- _OBJECTIVE_:
Show all lines holding "this".

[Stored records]
((

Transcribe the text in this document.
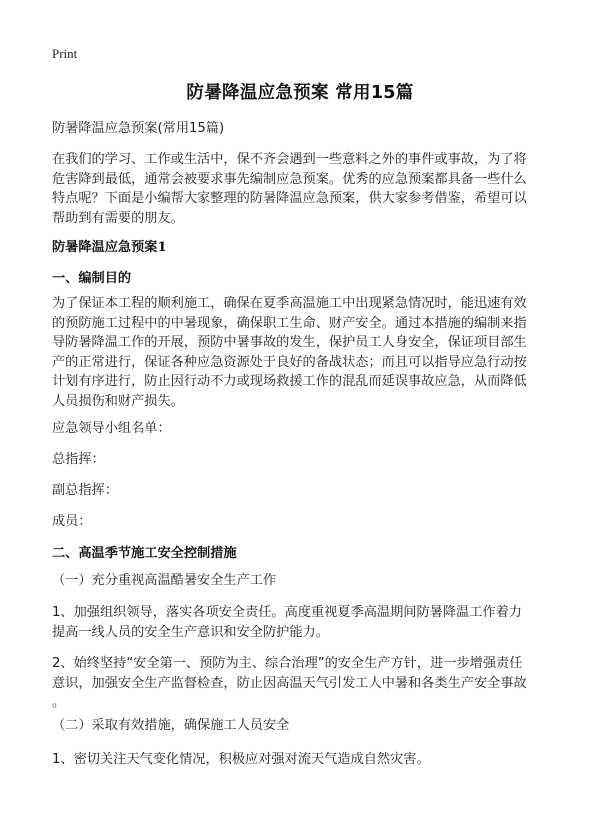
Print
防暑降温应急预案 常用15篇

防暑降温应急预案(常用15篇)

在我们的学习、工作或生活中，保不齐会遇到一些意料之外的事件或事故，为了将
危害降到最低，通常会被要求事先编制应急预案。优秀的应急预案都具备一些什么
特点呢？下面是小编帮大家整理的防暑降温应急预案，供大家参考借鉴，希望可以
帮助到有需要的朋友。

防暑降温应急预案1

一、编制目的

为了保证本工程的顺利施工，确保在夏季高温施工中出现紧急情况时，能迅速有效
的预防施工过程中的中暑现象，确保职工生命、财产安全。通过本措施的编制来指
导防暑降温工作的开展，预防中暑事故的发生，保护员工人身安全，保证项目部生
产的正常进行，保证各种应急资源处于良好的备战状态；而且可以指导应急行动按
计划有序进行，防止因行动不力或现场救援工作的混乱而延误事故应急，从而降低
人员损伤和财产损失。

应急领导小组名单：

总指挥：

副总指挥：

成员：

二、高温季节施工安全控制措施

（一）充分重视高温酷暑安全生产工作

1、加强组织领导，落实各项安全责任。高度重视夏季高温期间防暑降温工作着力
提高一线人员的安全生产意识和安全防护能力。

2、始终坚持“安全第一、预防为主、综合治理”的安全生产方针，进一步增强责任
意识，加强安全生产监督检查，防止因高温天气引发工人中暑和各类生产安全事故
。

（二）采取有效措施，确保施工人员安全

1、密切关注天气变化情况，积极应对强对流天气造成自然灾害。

))
((

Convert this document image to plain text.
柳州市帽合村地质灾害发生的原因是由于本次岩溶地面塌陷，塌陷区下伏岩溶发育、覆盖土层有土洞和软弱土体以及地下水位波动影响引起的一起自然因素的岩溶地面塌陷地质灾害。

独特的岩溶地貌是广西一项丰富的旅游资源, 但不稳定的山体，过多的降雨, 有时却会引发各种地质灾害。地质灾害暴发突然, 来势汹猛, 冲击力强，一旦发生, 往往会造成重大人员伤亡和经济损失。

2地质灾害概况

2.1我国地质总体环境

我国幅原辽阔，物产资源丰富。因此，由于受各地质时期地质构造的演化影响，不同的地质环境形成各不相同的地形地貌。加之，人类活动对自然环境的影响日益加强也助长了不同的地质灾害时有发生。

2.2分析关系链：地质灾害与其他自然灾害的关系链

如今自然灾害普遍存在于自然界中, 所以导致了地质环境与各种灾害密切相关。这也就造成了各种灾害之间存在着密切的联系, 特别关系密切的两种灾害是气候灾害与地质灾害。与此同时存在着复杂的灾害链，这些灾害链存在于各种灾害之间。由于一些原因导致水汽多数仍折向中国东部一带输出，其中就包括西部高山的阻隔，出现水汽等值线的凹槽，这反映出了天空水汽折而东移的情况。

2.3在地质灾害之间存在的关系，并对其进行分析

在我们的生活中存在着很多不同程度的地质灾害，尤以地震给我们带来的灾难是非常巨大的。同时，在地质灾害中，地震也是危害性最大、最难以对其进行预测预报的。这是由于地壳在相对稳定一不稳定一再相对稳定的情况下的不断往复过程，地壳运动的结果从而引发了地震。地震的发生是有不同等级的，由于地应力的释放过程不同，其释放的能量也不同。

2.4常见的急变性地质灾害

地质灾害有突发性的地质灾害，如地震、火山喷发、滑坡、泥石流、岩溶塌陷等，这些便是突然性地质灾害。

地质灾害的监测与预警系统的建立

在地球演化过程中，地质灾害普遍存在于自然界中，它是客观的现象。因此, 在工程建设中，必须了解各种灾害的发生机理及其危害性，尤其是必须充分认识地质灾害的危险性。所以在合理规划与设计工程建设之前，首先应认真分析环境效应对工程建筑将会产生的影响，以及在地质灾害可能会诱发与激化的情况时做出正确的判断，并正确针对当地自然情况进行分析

))

- _ANSWER TO THE TASK_:
Transcribe the text in this document.
Convert this document image to plain text.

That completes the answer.